▶ STATED PROBLEM:
Reproduce the listing below exactly. Pictures do not belong in the copy.

▶ SUPPLIED MATERIAL:

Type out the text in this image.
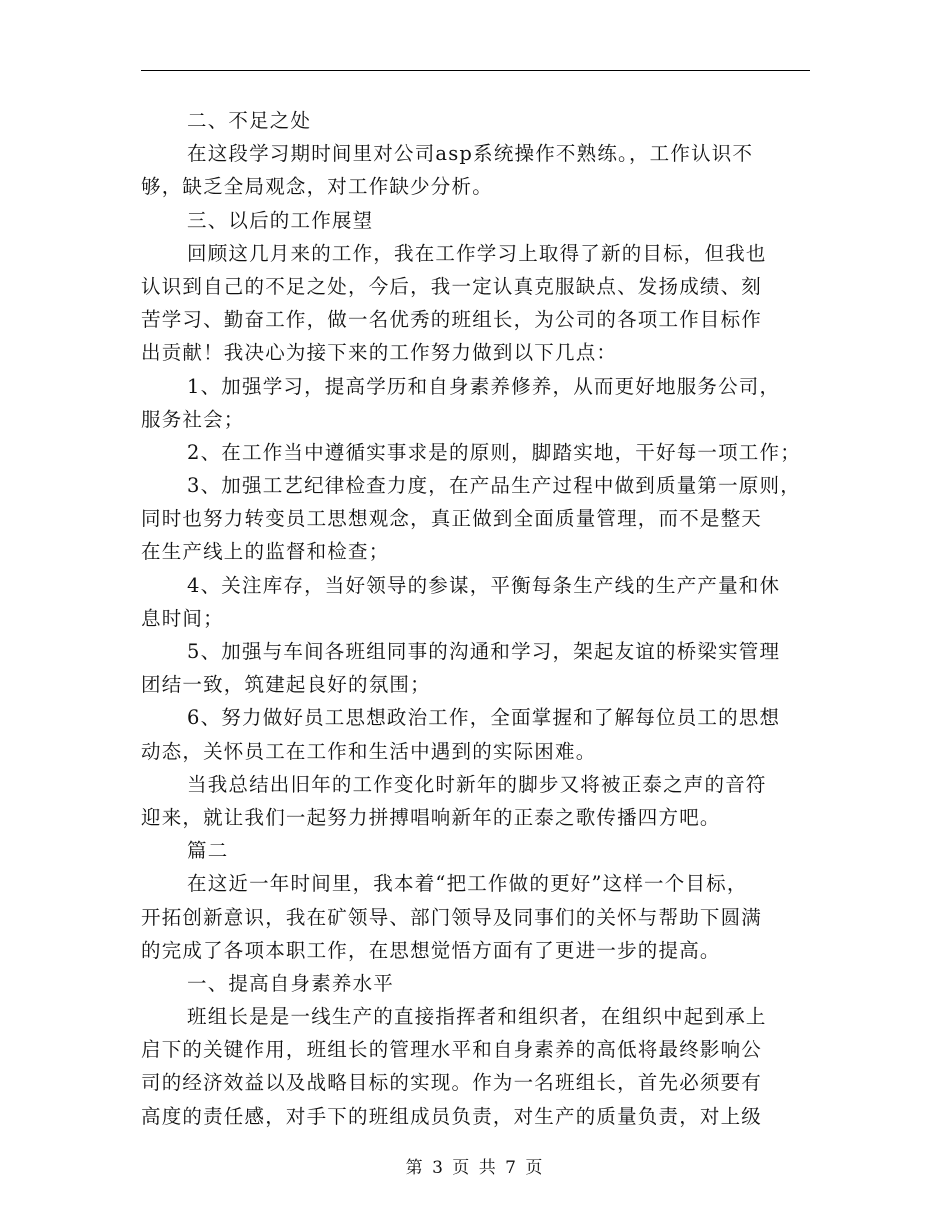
二、不足之处
在这段学习期时间里对公司asp系统操作不熟练。，工作认识不
够，缺乏全局观念，对工作缺少分析。
三、以后的工作展望
回顾这几月来的工作，我在工作学习上取得了新的目标，但我也
认识到自己的不足之处，今后，我一定认真克服缺点、发扬成绩、刻
苦学习、勤奋工作，做一名优秀的班组长，为公司的各项工作目标作
出贡献！我决心为接下来的工作努力做到以下几点：
1、加强学习，提高学历和自身素养修养，从而更好地服务公司，
服务社会；
2、在工作当中遵循实事求是的原则，脚踏实地，干好每一项工作；
3、加强工艺纪律检查力度，在产品生产过程中做到质量第一原则，
同时也努力转变员工思想观念，真正做到全面质量管理，而不是整天
在生产线上的监督和检查；
4、关注库存，当好领导的参谋，平衡每条生产线的生产产量和休
息时间；
5、加强与车间各班组同事的沟通和学习，架起友谊的桥梁实管理
团结一致，筑建起良好的氛围；
6、努力做好员工思想政治工作，全面掌握和了解每位员工的思想
动态，关怀员工在工作和生活中遇到的实际困难。
当我总结出旧年的工作变化时新年的脚步又将被正泰之声的音符
迎来，就让我们一起努力拼搏唱响新年的正泰之歌传播四方吧。
篇二
在这近一年时间里，我本着“把工作做的更好”这样一个目标，
开拓创新意识，我在矿领导、部门领导及同事们的关怀与帮助下圆满
的完成了各项本职工作，在思想觉悟方面有了更进一步的提高。
一、提高自身素养水平
班组长是是一线生产的直接指挥者和组织者，在组织中起到承上
启下的关键作用，班组长的管理水平和自身素养的高低将最终影响公
司的经济效益以及战略目标的实现。作为一名班组长，首先必须要有
高度的责任感，对手下的班组成员负责，对生产的质量负责，对上级
第 3 页 共 7 页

▶ IN RESPONSE:
Type out the text in this image.
二、不足之处
在这段学习期时间里对公司asp系统操作不熟练。，工作认识不
够，缺乏全局观念，对工作缺少分析。
三、以后的工作展望
回顾这几月来的工作，我在工作学习上取得了新的目标，但我也
认识到自己的不足之处，今后，我一定认真克服缺点、发扬成绩、刻
苦学习、勤奋工作，做一名优秀的班组长，为公司的各项工作目标作
出贡献！我决心为接下来的工作努力做到以下几点：
1、加强学习，提高学历和自身素养修养，从而更好地服务公司，
服务社会；
2、在工作当中遵循实事求是的原则，脚踏实地，干好每一项工作；
3、加强工艺纪律检查力度，在产品生产过程中做到质量第一原则，
同时也努力转变员工思想观念，真正做到全面质量管理，而不是整天
在生产线上的监督和检查；
4、关注库存，当好领导的参谋，平衡每条生产线的生产产量和休
息时间；
5、加强与车间各班组同事的沟通和学习，架起友谊的桥梁实管理
团结一致，筑建起良好的氛围；
6、努力做好员工思想政治工作，全面掌握和了解每位员工的思想
动态，关怀员工在工作和生活中遇到的实际困难。
当我总结出旧年的工作变化时新年的脚步又将被正泰之声的音符
迎来，就让我们一起努力拼搏唱响新年的正泰之歌传播四方吧。
篇二
在这近一年时间里，我本着“把工作做的更好”这样一个目标，
开拓创新意识，我在矿领导、部门领导及同事们的关怀与帮助下圆满
的完成了各项本职工作，在思想觉悟方面有了更进一步的提高。
一、提高自身素养水平
班组长是是一线生产的直接指挥者和组织者，在组织中起到承上
启下的关键作用，班组长的管理水平和自身素养的高低将最终影响公
司的经济效益以及战略目标的实现。作为一名班组长，首先必须要有
高度的责任感，对手下的班组成员负责，对生产的质量负责，对上级
第 3 页 共 7 页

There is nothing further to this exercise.